What to do: Copy out the complete listing, word for word.

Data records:
▬▬▬▬▬▬

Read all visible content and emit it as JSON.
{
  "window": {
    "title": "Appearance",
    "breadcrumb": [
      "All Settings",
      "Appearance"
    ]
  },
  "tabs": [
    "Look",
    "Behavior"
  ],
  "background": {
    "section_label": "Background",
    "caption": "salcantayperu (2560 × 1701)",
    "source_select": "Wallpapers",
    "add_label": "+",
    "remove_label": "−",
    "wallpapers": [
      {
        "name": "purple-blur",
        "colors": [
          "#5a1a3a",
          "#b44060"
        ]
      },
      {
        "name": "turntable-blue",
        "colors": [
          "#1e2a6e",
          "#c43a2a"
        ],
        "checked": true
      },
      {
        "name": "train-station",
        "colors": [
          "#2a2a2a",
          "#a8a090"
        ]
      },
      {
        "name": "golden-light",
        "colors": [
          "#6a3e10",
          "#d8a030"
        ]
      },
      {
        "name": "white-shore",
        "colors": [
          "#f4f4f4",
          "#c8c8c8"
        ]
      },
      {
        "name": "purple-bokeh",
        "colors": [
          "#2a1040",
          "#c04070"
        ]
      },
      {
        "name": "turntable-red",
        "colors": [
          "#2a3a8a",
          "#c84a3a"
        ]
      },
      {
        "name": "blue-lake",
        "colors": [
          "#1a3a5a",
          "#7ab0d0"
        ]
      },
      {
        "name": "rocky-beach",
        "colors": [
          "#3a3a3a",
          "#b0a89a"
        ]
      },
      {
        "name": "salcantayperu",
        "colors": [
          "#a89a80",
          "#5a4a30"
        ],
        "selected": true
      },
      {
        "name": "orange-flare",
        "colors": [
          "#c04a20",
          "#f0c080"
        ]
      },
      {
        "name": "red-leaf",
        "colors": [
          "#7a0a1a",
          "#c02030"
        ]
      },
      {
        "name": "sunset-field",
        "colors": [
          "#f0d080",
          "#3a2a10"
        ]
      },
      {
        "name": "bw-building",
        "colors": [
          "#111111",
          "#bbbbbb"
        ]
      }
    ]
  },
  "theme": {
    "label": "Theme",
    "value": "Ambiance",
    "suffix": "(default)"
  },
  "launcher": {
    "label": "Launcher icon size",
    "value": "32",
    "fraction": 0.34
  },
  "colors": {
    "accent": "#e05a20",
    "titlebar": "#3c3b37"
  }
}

▬▬▬▬▬▬

Response:
Read all visible content and emit it as JSON.
{
  "window": {
    "title": "Appearance",
    "breadcrumb": [
      "All Settings",
      "Appearance"
    ]
  },
  "tabs": [
    "Look",
    "Behavior"
  ],
  "background": {
    "section_label": "Background",
    "caption": "salcantayperu (2560 × 1701)",
    "source_select": "Wallpapers",
    "add_label": "+",
    "remove_label": "−",
    "wallpapers": [
      {
        "name": "purple-blur",
        "colors": [
          "#5a1a3a",
          "#b44060"
        ]
      },
      {
        "name": "turntable-blue",
        "colors": [
          "#1e2a6e",
          "#c43a2a"
        ],
        "checked": true
      },
      {
        "name": "train-station",
        "colors": [
          "#2a2a2a",
          "#a8a090"
        ]
      },
      {
        "name": "golden-light",
        "colors": [
          "#6a3e10",
          "#d8a030"
        ]
      },
      {
        "name": "white-shore",
        "colors": [
          "#f4f4f4",
          "#c8c8c8"
        ]
      },
      {
        "name": "purple-bokeh",
        "colors": [
          "#2a1040",
          "#c04070"
        ]
      },
      {
        "name": "turntable-red",
        "colors": [
          "#2a3a8a",
          "#c84a3a"
        ]
      },
      {
        "name": "blue-lake",
        "colors": [
          "#1a3a5a",
          "#7ab0d0"
        ]
      },
      {
        "name": "rocky-beach",
        "colors": [
          "#3a3a3a",
          "#b0a89a"
        ]
      },
      {
        "name": "salcantayperu",
        "colors": [
          "#a89a80",
          "#5a4a30"
        ],
        "selected": true
      },
      {
        "name": "orange-flare",
        "colors": [
          "#c04a20",
          "#f0c080"
        ]
      },
      {
        "name": "red-leaf",
        "colors": [
          "#7a0a1a",
          "#c02030"
        ]
      },
      {
        "name": "sunset-field",
        "colors": [
          "#f0d080",
          "#3a2a10"
        ]
      },
      {
        "name": "bw-building",
        "colors": [
          "#111111",
          "#bbbbbb"
        ]
      }
    ]
  },
  "theme": {
    "label": "Theme",
    "value": "Ambiance",
    "suffix": "(default)"
  },
  "launcher": {
    "label": "Launcher icon size",
    "value": "32",
    "fraction": 0.34
  },
  "colors": {
    "accent": "#e05a20",
    "titlebar": "#3c3b37"
  }
}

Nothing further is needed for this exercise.